• _Task requirements_
Transcribe the records below in full; pictures stay out of the copy.

• _Records to use_
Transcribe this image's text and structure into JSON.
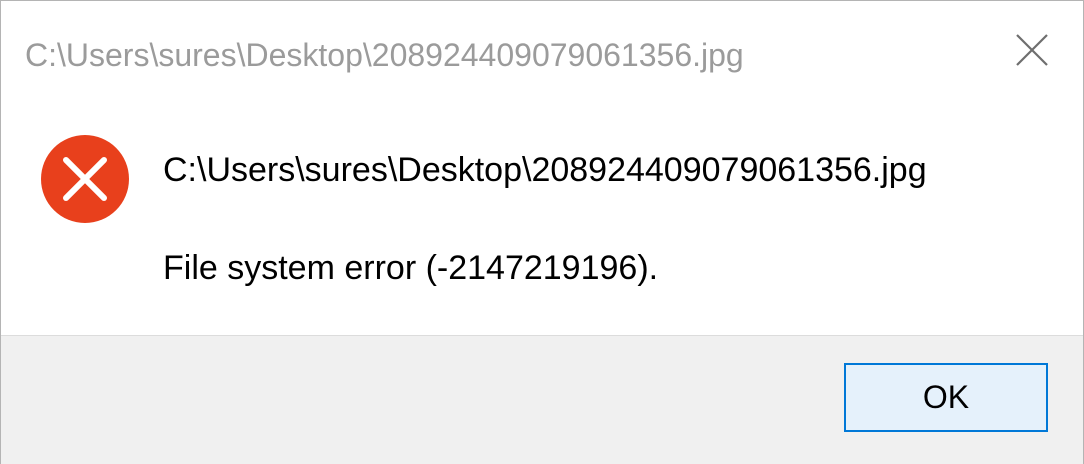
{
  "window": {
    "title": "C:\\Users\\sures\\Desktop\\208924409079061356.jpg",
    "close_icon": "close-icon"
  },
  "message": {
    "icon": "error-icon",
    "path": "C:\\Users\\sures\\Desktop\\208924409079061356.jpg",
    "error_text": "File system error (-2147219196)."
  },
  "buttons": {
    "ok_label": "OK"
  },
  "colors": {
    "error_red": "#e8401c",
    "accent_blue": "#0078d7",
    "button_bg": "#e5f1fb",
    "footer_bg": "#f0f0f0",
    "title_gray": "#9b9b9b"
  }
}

• _Exercise solution_
Transcribe this image's text and structure into JSON.
{
  "window": {
    "title": "C:\\Users\\sures\\Desktop\\208924409079061356.jpg",
    "close_icon": "close-icon"
  },
  "message": {
    "icon": "error-icon",
    "path": "C:\\Users\\sures\\Desktop\\208924409079061356.jpg",
    "error_text": "File system error (-2147219196)."
  },
  "buttons": {
    "ok_label": "OK"
  },
  "colors": {
    "error_red": "#e8401c",
    "accent_blue": "#0078d7",
    "button_bg": "#e5f1fb",
    "footer_bg": "#f0f0f0",
    "title_gray": "#9b9b9b"
  }
}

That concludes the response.